## Required work
Copy the listing line for line, leaving out the pictures.

## Data in this exercise
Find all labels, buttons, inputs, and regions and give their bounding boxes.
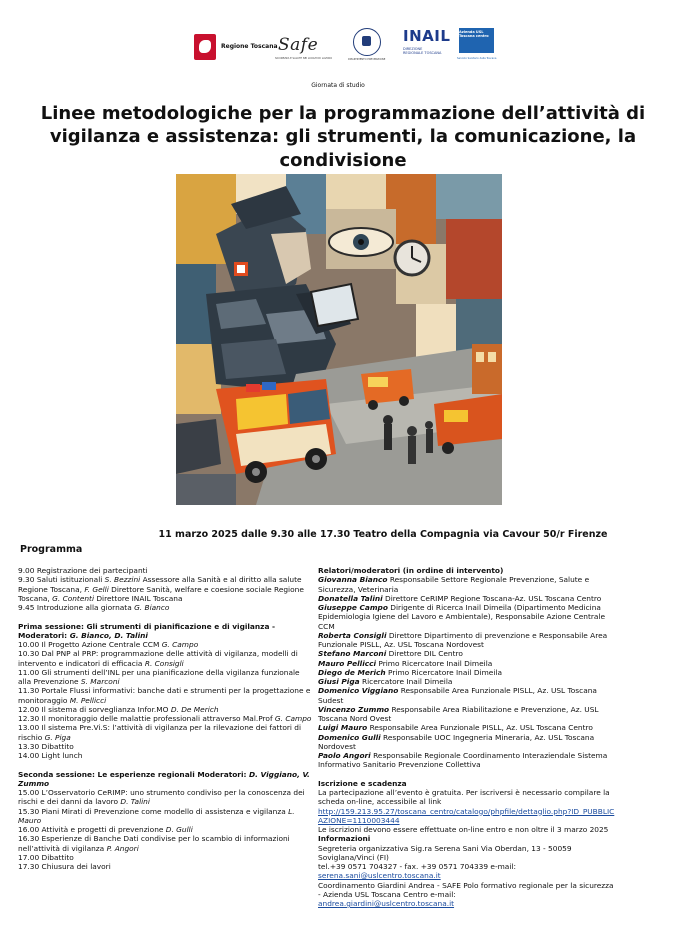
asl-toscana-centro-logo — [459, 28, 494, 53]
program-item: 9.30 Saluti istituzionali S. Bezzini Assessore alla Sanità e al diritto alla salute Regione Toscana, F. Gelli Direttore Sanità, welfare e coesione sociale Regione Toscana, G. Contenti Direttore INAIL Toscana — [18, 575, 304, 603]
department-seal-logo — [353, 28, 381, 56]
speaker-item: Giovanna Bianco Responsabile Settore Regionale Prevenzione, Salute e Sicurezza, Veterinaria — [318, 575, 590, 594]
program-item: 17.00 Dibattito — [18, 852, 74, 862]
registration-deadline: Le iscrizioni devono essere effettuate on-line entro e non oltre il 3 marzo 2025 — [318, 825, 609, 834]
safe-logo-subtitle: SICUREZZA E SALUTE NEI LUOGHI DI LAVORO — [275, 57, 333, 60]
asl-logo-subtitle: Servizio Sanitario della Toscana — [457, 57, 497, 60]
regione-toscana-label: Regione Toscana — [221, 43, 278, 50]
speakers-heading: Relatori/moderatori (in ordine di intervento) — [318, 566, 504, 575]
department-seal-subtitle: DIPARTIMENTO PREVENZIONE — [348, 58, 386, 61]
program-item: 11.30 Portale Flussi informativi: banche dati e strumenti per la progettazione e monitoraggio M. Pellicci — [18, 686, 311, 705]
speaker-item: Donatella Talini Direttore CeRIMP Regione Toscana-Az. USL Toscana Centro — [318, 593, 602, 603]
session1-title: Prima sessione: Gli strumenti di pianificazione e di vigilanza - Moderatori: G. Bianco, D. Talini — [18, 621, 276, 640]
logo-strip — [190, 26, 500, 66]
program-item: 10.30 Dal PNP al PRP: programmazione delle attività di vigilanza, modelli di intervento e indicatori di efficacia R. Consigli — [18, 649, 298, 668]
program-item: 12.30 Il monitoraggio delle malattie professionali attraverso Mal.Prof G. Campo — [18, 714, 312, 723]
coordinator-text: Coordinamento Giardini Andrea - SAFE Polo formativo regionale per la sicurezza - Azienda USL Toscana Centro e-mail: — [318, 880, 614, 899]
event-dateline: 11 marzo 2025 dalle 9.30 alle 17.30 Teatro della Compagnia via Cavour 50/r Firenze — [158, 529, 608, 540]
hero-illustration — [176, 174, 502, 505]
speaker-item: Giusi Piga Ricercatore Inail Dimeila — [318, 677, 453, 686]
program-item: 15.30 Piani Mirati di Prevenzione come modello di assistenza e vigilanza L. Mauro — [18, 806, 295, 825]
asl-badge-text: Azienda USL Toscana centro — [459, 30, 489, 39]
phone-text: tel.+39 0571 704327 - fax. +39 0571 704339 e-mail: — [318, 862, 516, 871]
program-item: 15.00 L’Osservatorio CeRIMP: uno strumento condiviso per la conoscenza dei rischi e dei danni da lavoro D. Talini — [18, 788, 305, 807]
speaker-item: Luigi Mauro Responsabile Area Funzionale PISLL, Az. USL Toscana Centro — [318, 723, 593, 733]
speaker-item: Stefano Marconi Direttore DIL Centro — [318, 649, 463, 659]
programma-heading: Programma — [20, 544, 83, 555]
safe-logo: Safe — [278, 35, 319, 55]
inail-logo: INAIL — [403, 27, 451, 45]
registration-link[interactable]: http://159.213.95.27/toscana_centro/catalogo/phpfile/dettaglio.php?ID_PUBBLICAZIONE=1110003444 — [318, 806, 615, 825]
regione-toscana-logo — [194, 34, 216, 60]
email-link-coordinator[interactable]: andrea.giardini@uslcentro.toscana.it — [318, 899, 455, 908]
speaker-item: Domenico Gulli Responsabile UOC Ingegneria Mineraria, Az. USL Toscana Nordovest — [318, 732, 595, 751]
speaker-item: Domenico Viggiano Responsabile Area Funzionale PISLL, Az. USL Toscana Sudest — [318, 686, 597, 705]
speaker-item: Mauro Pellicci Primo Ricercatore Inail Dimeila — [318, 658, 493, 668]
speaker-item: Roberta Consigli Direttore Dipartimento di prevenzione e Responsabile Area Funzionale PISLL, Az. USL Toscana Nordovest — [318, 630, 608, 649]
event-type: Giornata di studio — [311, 82, 365, 89]
speaker-item: Diego de Merich Primo Ricercatore Inail Dimeila — [318, 667, 502, 677]
program-item: 16.00 Attività e progetti di prevenzione D. Gulli — [18, 825, 193, 834]
speaker-item: Paolo Angori Responsabile Regionale Coordinamento Interaziendale Sistema Informativo Sanitario Prevenzione Collettiva — [318, 751, 608, 770]
session2-title: Seconda sessione: Le esperienze regionali Moderatori: D. Viggiano, V. Zummo — [18, 769, 310, 788]
program-item: 17.30 Chiusura dei lavori — [18, 862, 111, 871]
inail-logo-subtitle: DIREZIONE REGIONALE TOSCANA — [403, 47, 442, 56]
program-item: 12.00 Il sistema di sorveglianza Infor.MO D. De Merich — [18, 704, 219, 714]
registration-text: La partecipazione all’evento è gratuita. Per iscriversi è necessario compilare la scheda on-line, accessibile al link — [318, 788, 610, 807]
program-item: 13.00 Il sistema Pre.Vi.S: l’attività di vigilanza per la rilevazione dei fattori di rischio G. Piga — [18, 723, 302, 742]
page-title: Linee metodologiche per la programmazione dell’attività di vigilanza e assistenza: gli strumenti, la comunicazione, la condivisione — [40, 103, 646, 171]
program-item: 11.00 Gli strumenti dell’INL per una pianificazione della vigilanza funzionale alla Prevenzione S. Marconi — [18, 667, 300, 686]
speaker-item: Giuseppe Campo Dirigente di Ricerca Inail Dimeila (Dipartimento Medicina Epidemiologia Igiene del Lavoro e Ambientale), Responsabile Azione Centrale CCM — [318, 603, 606, 631]
program-item: 13.30 Dibattito — [18, 741, 74, 751]
program-item: 14.00 Light lunch — [18, 751, 83, 760]
program-item: 10.00 Il Progetto Azione Centrale CCM G. Campo — [18, 640, 199, 649]
program-item: 9.00 Registrazione dei partecipanti — [18, 566, 148, 575]
program-item: 16.30 Esperienze di Banche Dati condivise per lo scambio di informazioni nell’attività di vigilanza P. Angori — [18, 834, 290, 853]
info-heading: Informazioni — [318, 834, 371, 844]
email-link-secretariat[interactable]: serena.sani@uslcentro.toscana.it — [318, 871, 441, 881]
secretariat-text: Segreteria organizzativa Sig.ra Serena Sani Via Oberdan, 13 - 50059 Soviglana/Vinci (FI) — [318, 843, 572, 862]
speaker-item: Vincenzo Zummo Responsabile Area Riabilitazione e Prevenzione, Az. USL Toscana Nord Ovest — [318, 704, 599, 723]
program-column — [18, 566, 314, 871]
registration-heading: Iscrizione e scadenza — [318, 778, 407, 788]
info-column — [318, 566, 616, 908]
program-item: 9.45 Introduzione alla giornata G. Bianco — [18, 603, 170, 612]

## The reply
Find all labels, buttons, inputs, and regions and give their bounding boxes.
asl-toscana-centro-logo — [459, 28, 494, 53]
program-item: 9.30 Saluti istituzionali S. Bezzini Assessore alla Sanità e al diritto alla salute Regione Toscana, F. Gelli Direttore Sanità, welfare e coesione sociale Regione Toscana, G. Contenti Direttore INAIL Toscana — [18, 575, 304, 603]
department-seal-logo — [353, 28, 381, 56]
speaker-item: Giovanna Bianco Responsabile Settore Regionale Prevenzione, Salute e Sicurezza, Veterinaria — [318, 575, 590, 594]
program-item: 17.00 Dibattito — [18, 852, 74, 862]
registration-deadline: Le iscrizioni devono essere effettuate on-line entro e non oltre il 3 marzo 2025 — [318, 825, 609, 834]
safe-logo-subtitle: SICUREZZA E SALUTE NEI LUOGHI DI LAVORO — [275, 57, 333, 60]
asl-logo-subtitle: Servizio Sanitario della Toscana — [457, 57, 497, 60]
regione-toscana-label: Regione Toscana — [221, 43, 278, 50]
speakers-heading: Relatori/moderatori (in ordine di intervento) — [318, 566, 504, 575]
department-seal-subtitle: DIPARTIMENTO PREVENZIONE — [348, 58, 386, 61]
program-item: 11.30 Portale Flussi informativi: banche dati e strumenti per la progettazione e monitoraggio M. Pellicci — [18, 686, 311, 705]
speaker-item: Donatella Talini Direttore CeRIMP Regione Toscana-Az. USL Toscana Centro — [318, 593, 602, 603]
session1-title: Prima sessione: Gli strumenti di pianificazione e di vigilanza - Moderatori: G. Bianco, D. Talini — [18, 621, 276, 640]
logo-strip — [190, 26, 500, 66]
program-item: 10.30 Dal PNP al PRP: programmazione delle attività di vigilanza, modelli di intervento e indicatori di efficacia R. Consigli — [18, 649, 298, 668]
program-item: 12.30 Il monitoraggio delle malattie professionali attraverso Mal.Prof G. Campo — [18, 714, 312, 723]
coordinator-text: Coordinamento Giardini Andrea - SAFE Polo formativo regionale per la sicurezza - Azienda USL Toscana Centro e-mail: — [318, 880, 614, 899]
event-dateline: 11 marzo 2025 dalle 9.30 alle 17.30 Teatro della Compagnia via Cavour 50/r Firenze — [158, 529, 608, 540]
hero-illustration — [176, 174, 502, 505]
speaker-item: Giusi Piga Ricercatore Inail Dimeila — [318, 677, 453, 686]
program-item: 15.30 Piani Mirati di Prevenzione come modello di assistenza e vigilanza L. Mauro — [18, 806, 295, 825]
asl-badge-text: Azienda USL Toscana centro — [459, 30, 489, 39]
phone-text: tel.+39 0571 704327 - fax. +39 0571 704339 e-mail: — [318, 862, 516, 871]
program-item: 15.00 L’Osservatorio CeRIMP: uno strumento condiviso per la conoscenza dei rischi e dei danni da lavoro D. Talini — [18, 788, 305, 807]
speaker-item: Luigi Mauro Responsabile Area Funzionale PISLL, Az. USL Toscana Centro — [318, 723, 593, 733]
speaker-item: Stefano Marconi Direttore DIL Centro — [318, 649, 463, 659]
programma-heading: Programma — [20, 544, 83, 555]
safe-logo: Safe — [278, 35, 319, 55]
inail-logo: INAIL — [403, 27, 451, 45]
registration-link[interactable]: http://159.213.95.27/toscana_centro/catalogo/phpfile/dettaglio.php?ID_PUBBLICAZIONE=1110003444 — [318, 806, 615, 825]
regione-toscana-logo — [194, 34, 216, 60]
email-link-coordinator[interactable]: andrea.giardini@uslcentro.toscana.it — [318, 899, 455, 908]
speaker-item: Domenico Gulli Responsabile UOC Ingegneria Mineraria, Az. USL Toscana Nordovest — [318, 732, 595, 751]
speaker-item: Domenico Viggiano Responsabile Area Funzionale PISLL, Az. USL Toscana Sudest — [318, 686, 597, 705]
speaker-item: Mauro Pellicci Primo Ricercatore Inail Dimeila — [318, 658, 493, 668]
speaker-item: Roberta Consigli Direttore Dipartimento di prevenzione e Responsabile Area Funzionale PISLL, Az. USL Toscana Nordovest — [318, 630, 608, 649]
event-type: Giornata di studio — [311, 82, 365, 89]
speaker-item: Diego de Merich Primo Ricercatore Inail Dimeila — [318, 667, 502, 677]
program-item: 16.00 Attività e progetti di prevenzione D. Gulli — [18, 825, 193, 834]
speaker-item: Paolo Angori Responsabile Regionale Coordinamento Interaziendale Sistema Informativo Sanitario Prevenzione Collettiva — [318, 751, 608, 770]
session2-title: Seconda sessione: Le esperienze regionali Moderatori: D. Viggiano, V. Zummo — [18, 769, 310, 788]
program-item: 17.30 Chiusura dei lavori — [18, 862, 111, 871]
inail-logo-subtitle: DIREZIONE REGIONALE TOSCANA — [403, 47, 442, 56]
program-item: 12.00 Il sistema di sorveglianza Infor.MO D. De Merich — [18, 704, 219, 714]
registration-text: La partecipazione all’evento è gratuita. Per iscriversi è necessario compilare la scheda on-line, accessibile al link — [318, 788, 610, 807]
program-item: 13.00 Il sistema Pre.Vi.S: l’attività di vigilanza per la rilevazione dei fattori di rischio G. Piga — [18, 723, 302, 742]
page-title: Linee metodologiche per la programmazione dell’attività di vigilanza e assistenza: gli strumenti, la comunicazione, la condivisione — [40, 103, 646, 171]
program-item: 11.00 Gli strumenti dell’INL per una pianificazione della vigilanza funzionale alla Prevenzione S. Marconi — [18, 667, 300, 686]
speaker-item: Giuseppe Campo Dirigente di Ricerca Inail Dimeila (Dipartimento Medicina Epidemiologia Igiene del Lavoro e Ambientale), Responsabile Azione Centrale CCM — [318, 603, 606, 631]
program-item: 13.30 Dibattito — [18, 741, 74, 751]
program-item: 14.00 Light lunch — [18, 751, 83, 760]
program-item: 10.00 Il Progetto Azione Centrale CCM G. Campo — [18, 640, 199, 649]
program-item: 9.00 Registrazione dei partecipanti — [18, 566, 148, 575]
program-item: 16.30 Esperienze di Banche Dati condivise per lo scambio di informazioni nell’attività di vigilanza P. Angori — [18, 834, 290, 853]
info-heading: Informazioni — [318, 834, 371, 844]
email-link-secretariat[interactable]: serena.sani@uslcentro.toscana.it — [318, 871, 441, 881]
secretariat-text: Segreteria organizzativa Sig.ra Serena Sani Via Oberdan, 13 - 50059 Soviglana/Vinci (FI) — [318, 843, 572, 862]
speaker-item: Vincenzo Zummo Responsabile Area Riabilitazione e Prevenzione, Az. USL Toscana Nord Ovest — [318, 704, 599, 723]
program-column — [18, 566, 314, 871]
registration-heading: Iscrizione e scadenza — [318, 778, 407, 788]
info-column — [318, 566, 616, 908]
program-item: 9.45 Introduzione alla giornata G. Bianco — [18, 603, 170, 612]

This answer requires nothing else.